-- BEGIN Recorded information --
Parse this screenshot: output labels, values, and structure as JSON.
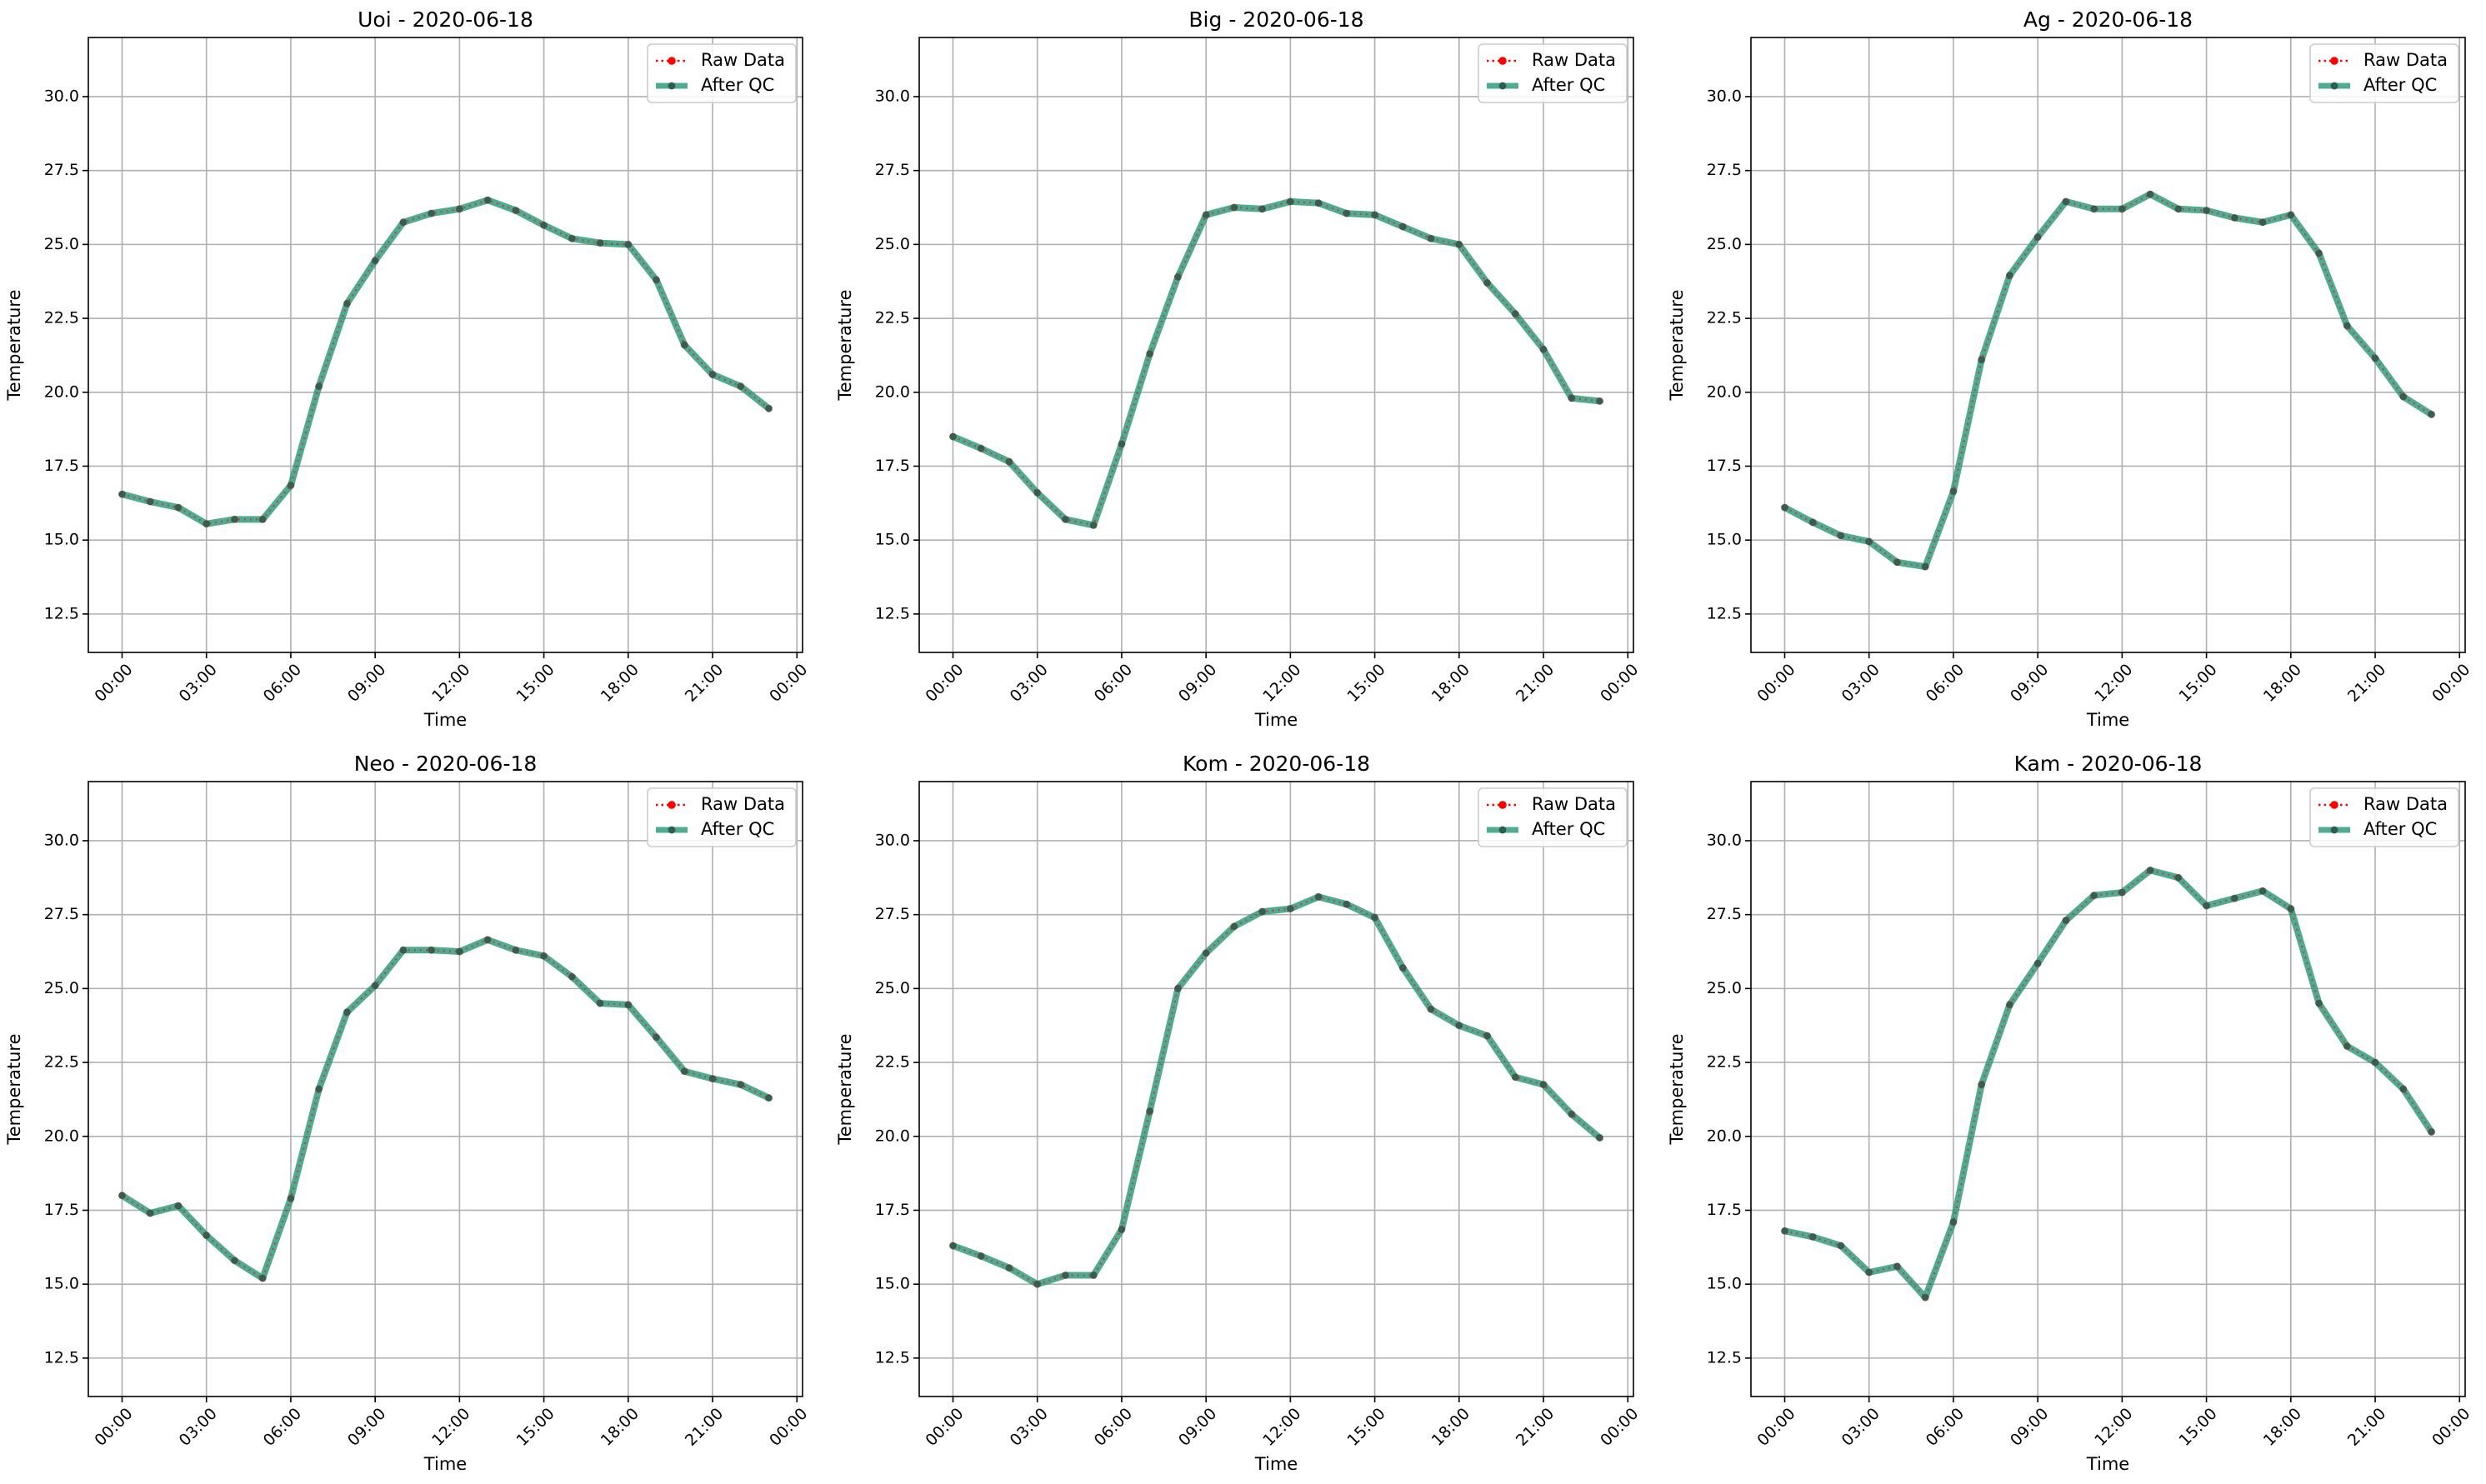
{
  "figure": {
    "background": "#ffffff"
  },
  "style": {
    "raw_color": "#ff0000",
    "qc_color": "#2a9a77",
    "point_color": "#2d5d50",
    "grid_color": "#b0b0b0"
  },
  "chart_data": [
    {
      "type": "line",
      "title": "Uoi - 2020-06-18",
      "xlabel": "Time",
      "ylabel": "Temperature",
      "xlim": [
        -1.2,
        24.2
      ],
      "ylim": [
        11.2,
        32.0
      ],
      "x_ticks": [
        0,
        3,
        6,
        9,
        12,
        15,
        18,
        21,
        24
      ],
      "x_tick_labels": [
        "00:00",
        "03:00",
        "06:00",
        "09:00",
        "12:00",
        "15:00",
        "18:00",
        "21:00",
        "00:00"
      ],
      "y_ticks": [
        12.5,
        15.0,
        17.5,
        20.0,
        22.5,
        25.0,
        27.5,
        30.0
      ],
      "y_tick_labels": [
        "12.5",
        "15.0",
        "17.5",
        "20.0",
        "22.5",
        "25.0",
        "27.5",
        "30.0"
      ],
      "grid": true,
      "legend": "upper-right",
      "x": [
        0,
        1,
        2,
        3,
        4,
        5,
        6,
        7,
        8,
        9,
        10,
        11,
        12,
        13,
        14,
        15,
        16,
        17,
        18,
        19,
        20,
        21,
        22,
        23
      ],
      "series": [
        {
          "name": "Raw Data",
          "values": [
            16.55,
            16.3,
            16.1,
            15.55,
            15.7,
            15.7,
            16.85,
            20.2,
            23.0,
            24.45,
            25.75,
            26.05,
            26.2,
            26.5,
            26.15,
            25.65,
            25.2,
            25.05,
            25.0,
            23.8,
            21.6,
            20.6,
            20.2,
            19.45
          ]
        },
        {
          "name": "After QC",
          "values": [
            16.55,
            16.3,
            16.1,
            15.55,
            15.7,
            15.7,
            16.85,
            20.2,
            23.0,
            24.45,
            25.75,
            26.05,
            26.2,
            26.5,
            26.15,
            25.65,
            25.2,
            25.05,
            25.0,
            23.8,
            21.6,
            20.6,
            20.2,
            19.45
          ]
        }
      ]
    },
    {
      "type": "line",
      "title": "Big - 2020-06-18",
      "xlabel": "Time",
      "ylabel": "Temperature",
      "xlim": [
        -1.2,
        24.2
      ],
      "ylim": [
        11.2,
        32.0
      ],
      "x_ticks": [
        0,
        3,
        6,
        9,
        12,
        15,
        18,
        21,
        24
      ],
      "x_tick_labels": [
        "00:00",
        "03:00",
        "06:00",
        "09:00",
        "12:00",
        "15:00",
        "18:00",
        "21:00",
        "00:00"
      ],
      "y_ticks": [
        12.5,
        15.0,
        17.5,
        20.0,
        22.5,
        25.0,
        27.5,
        30.0
      ],
      "y_tick_labels": [
        "12.5",
        "15.0",
        "17.5",
        "20.0",
        "22.5",
        "25.0",
        "27.5",
        "30.0"
      ],
      "grid": true,
      "legend": "upper-right",
      "x": [
        0,
        1,
        2,
        3,
        4,
        5,
        6,
        7,
        8,
        9,
        10,
        11,
        12,
        13,
        14,
        15,
        16,
        17,
        18,
        19,
        20,
        21,
        22,
        23
      ],
      "series": [
        {
          "name": "Raw Data",
          "values": [
            18.5,
            18.1,
            17.65,
            16.6,
            15.7,
            15.5,
            18.25,
            21.3,
            23.9,
            26.0,
            26.25,
            26.2,
            26.45,
            26.4,
            26.05,
            26.0,
            25.6,
            25.2,
            25.0,
            23.7,
            22.65,
            21.45,
            19.8,
            19.7
          ]
        },
        {
          "name": "After QC",
          "values": [
            18.5,
            18.1,
            17.65,
            16.6,
            15.7,
            15.5,
            18.25,
            21.3,
            23.9,
            26.0,
            26.25,
            26.2,
            26.45,
            26.4,
            26.05,
            26.0,
            25.6,
            25.2,
            25.0,
            23.7,
            22.65,
            21.45,
            19.8,
            19.7
          ]
        }
      ]
    },
    {
      "type": "line",
      "title": "Ag - 2020-06-18",
      "xlabel": "Time",
      "ylabel": "Temperature",
      "xlim": [
        -1.2,
        24.2
      ],
      "ylim": [
        11.2,
        32.0
      ],
      "x_ticks": [
        0,
        3,
        6,
        9,
        12,
        15,
        18,
        21,
        24
      ],
      "x_tick_labels": [
        "00:00",
        "03:00",
        "06:00",
        "09:00",
        "12:00",
        "15:00",
        "18:00",
        "21:00",
        "00:00"
      ],
      "y_ticks": [
        12.5,
        15.0,
        17.5,
        20.0,
        22.5,
        25.0,
        27.5,
        30.0
      ],
      "y_tick_labels": [
        "12.5",
        "15.0",
        "17.5",
        "20.0",
        "22.5",
        "25.0",
        "27.5",
        "30.0"
      ],
      "grid": true,
      "legend": "upper-right",
      "x": [
        0,
        1,
        2,
        3,
        4,
        5,
        6,
        7,
        8,
        9,
        10,
        11,
        12,
        13,
        14,
        15,
        16,
        17,
        18,
        19,
        20,
        21,
        22,
        23
      ],
      "series": [
        {
          "name": "Raw Data",
          "values": [
            16.1,
            15.6,
            15.15,
            14.95,
            14.25,
            14.1,
            16.65,
            21.1,
            23.95,
            25.25,
            26.45,
            26.2,
            26.2,
            26.7,
            26.2,
            26.15,
            25.9,
            25.75,
            26.0,
            24.7,
            22.25,
            21.15,
            19.85,
            19.25
          ]
        },
        {
          "name": "After QC",
          "values": [
            16.1,
            15.6,
            15.15,
            14.95,
            14.25,
            14.1,
            16.65,
            21.1,
            23.95,
            25.25,
            26.45,
            26.2,
            26.2,
            26.7,
            26.2,
            26.15,
            25.9,
            25.75,
            26.0,
            24.7,
            22.25,
            21.15,
            19.85,
            19.25
          ]
        }
      ]
    },
    {
      "type": "line",
      "title": "Neo - 2020-06-18",
      "xlabel": "Time",
      "ylabel": "Temperature",
      "xlim": [
        -1.2,
        24.2
      ],
      "ylim": [
        11.2,
        32.0
      ],
      "x_ticks": [
        0,
        3,
        6,
        9,
        12,
        15,
        18,
        21,
        24
      ],
      "x_tick_labels": [
        "00:00",
        "03:00",
        "06:00",
        "09:00",
        "12:00",
        "15:00",
        "18:00",
        "21:00",
        "00:00"
      ],
      "y_ticks": [
        12.5,
        15.0,
        17.5,
        20.0,
        22.5,
        25.0,
        27.5,
        30.0
      ],
      "y_tick_labels": [
        "12.5",
        "15.0",
        "17.5",
        "20.0",
        "22.5",
        "25.0",
        "27.5",
        "30.0"
      ],
      "grid": true,
      "legend": "upper-right",
      "x": [
        0,
        1,
        2,
        3,
        4,
        5,
        6,
        7,
        8,
        9,
        10,
        11,
        12,
        13,
        14,
        15,
        16,
        17,
        18,
        19,
        20,
        21,
        22,
        23
      ],
      "series": [
        {
          "name": "Raw Data",
          "values": [
            18.0,
            17.4,
            17.65,
            16.65,
            15.8,
            15.2,
            17.9,
            21.6,
            24.2,
            25.1,
            26.3,
            26.3,
            26.25,
            26.65,
            26.3,
            26.1,
            25.4,
            24.5,
            24.45,
            23.35,
            22.2,
            21.95,
            21.75,
            21.3
          ]
        },
        {
          "name": "After QC",
          "values": [
            18.0,
            17.4,
            17.65,
            16.65,
            15.8,
            15.2,
            17.9,
            21.6,
            24.2,
            25.1,
            26.3,
            26.3,
            26.25,
            26.65,
            26.3,
            26.1,
            25.4,
            24.5,
            24.45,
            23.35,
            22.2,
            21.95,
            21.75,
            21.3
          ]
        }
      ]
    },
    {
      "type": "line",
      "title": "Kom - 2020-06-18",
      "xlabel": "Time",
      "ylabel": "Temperature",
      "xlim": [
        -1.2,
        24.2
      ],
      "ylim": [
        11.2,
        32.0
      ],
      "x_ticks": [
        0,
        3,
        6,
        9,
        12,
        15,
        18,
        21,
        24
      ],
      "x_tick_labels": [
        "00:00",
        "03:00",
        "06:00",
        "09:00",
        "12:00",
        "15:00",
        "18:00",
        "21:00",
        "00:00"
      ],
      "y_ticks": [
        12.5,
        15.0,
        17.5,
        20.0,
        22.5,
        25.0,
        27.5,
        30.0
      ],
      "y_tick_labels": [
        "12.5",
        "15.0",
        "17.5",
        "20.0",
        "22.5",
        "25.0",
        "27.5",
        "30.0"
      ],
      "grid": true,
      "legend": "upper-right",
      "x": [
        0,
        1,
        2,
        3,
        4,
        5,
        6,
        7,
        8,
        9,
        10,
        11,
        12,
        13,
        14,
        15,
        16,
        17,
        18,
        19,
        20,
        21,
        22,
        23
      ],
      "series": [
        {
          "name": "Raw Data",
          "values": [
            16.3,
            15.95,
            15.55,
            15.0,
            15.3,
            15.3,
            16.85,
            20.85,
            25.0,
            26.2,
            27.1,
            27.6,
            27.7,
            28.1,
            27.85,
            27.4,
            25.7,
            24.3,
            23.75,
            23.4,
            22.0,
            21.75,
            20.75,
            19.95
          ]
        },
        {
          "name": "After QC",
          "values": [
            16.3,
            15.95,
            15.55,
            15.0,
            15.3,
            15.3,
            16.85,
            20.85,
            25.0,
            26.2,
            27.1,
            27.6,
            27.7,
            28.1,
            27.85,
            27.4,
            25.7,
            24.3,
            23.75,
            23.4,
            22.0,
            21.75,
            20.75,
            19.95
          ]
        }
      ]
    },
    {
      "type": "line",
      "title": "Kam - 2020-06-18",
      "xlabel": "Time",
      "ylabel": "Temperature",
      "xlim": [
        -1.2,
        24.2
      ],
      "ylim": [
        11.2,
        32.0
      ],
      "x_ticks": [
        0,
        3,
        6,
        9,
        12,
        15,
        18,
        21,
        24
      ],
      "x_tick_labels": [
        "00:00",
        "03:00",
        "06:00",
        "09:00",
        "12:00",
        "15:00",
        "18:00",
        "21:00",
        "00:00"
      ],
      "y_ticks": [
        12.5,
        15.0,
        17.5,
        20.0,
        22.5,
        25.0,
        27.5,
        30.0
      ],
      "y_tick_labels": [
        "12.5",
        "15.0",
        "17.5",
        "20.0",
        "22.5",
        "25.0",
        "27.5",
        "30.0"
      ],
      "grid": true,
      "legend": "upper-right",
      "x": [
        0,
        1,
        2,
        3,
        4,
        5,
        6,
        7,
        8,
        9,
        10,
        11,
        12,
        13,
        14,
        15,
        16,
        17,
        18,
        19,
        20,
        21,
        22,
        23
      ],
      "series": [
        {
          "name": "Raw Data",
          "values": [
            16.8,
            16.6,
            16.3,
            15.4,
            15.6,
            14.55,
            17.1,
            21.75,
            24.45,
            25.85,
            27.3,
            28.15,
            28.25,
            29.0,
            28.75,
            27.8,
            28.05,
            28.3,
            27.7,
            24.5,
            23.05,
            22.5,
            21.6,
            20.15
          ]
        },
        {
          "name": "After QC",
          "values": [
            16.8,
            16.6,
            16.3,
            15.4,
            15.6,
            14.55,
            17.1,
            21.75,
            24.45,
            25.85,
            27.3,
            28.15,
            28.25,
            29.0,
            28.75,
            27.8,
            28.05,
            28.3,
            27.7,
            24.5,
            23.05,
            22.5,
            21.6,
            20.15
          ]
        }
      ]
    }
  ]
}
-- END Recorded information --
> _Task directions_
State the number of lines in the records that include "title", and write nothing else.

> _Output of the exercise_
6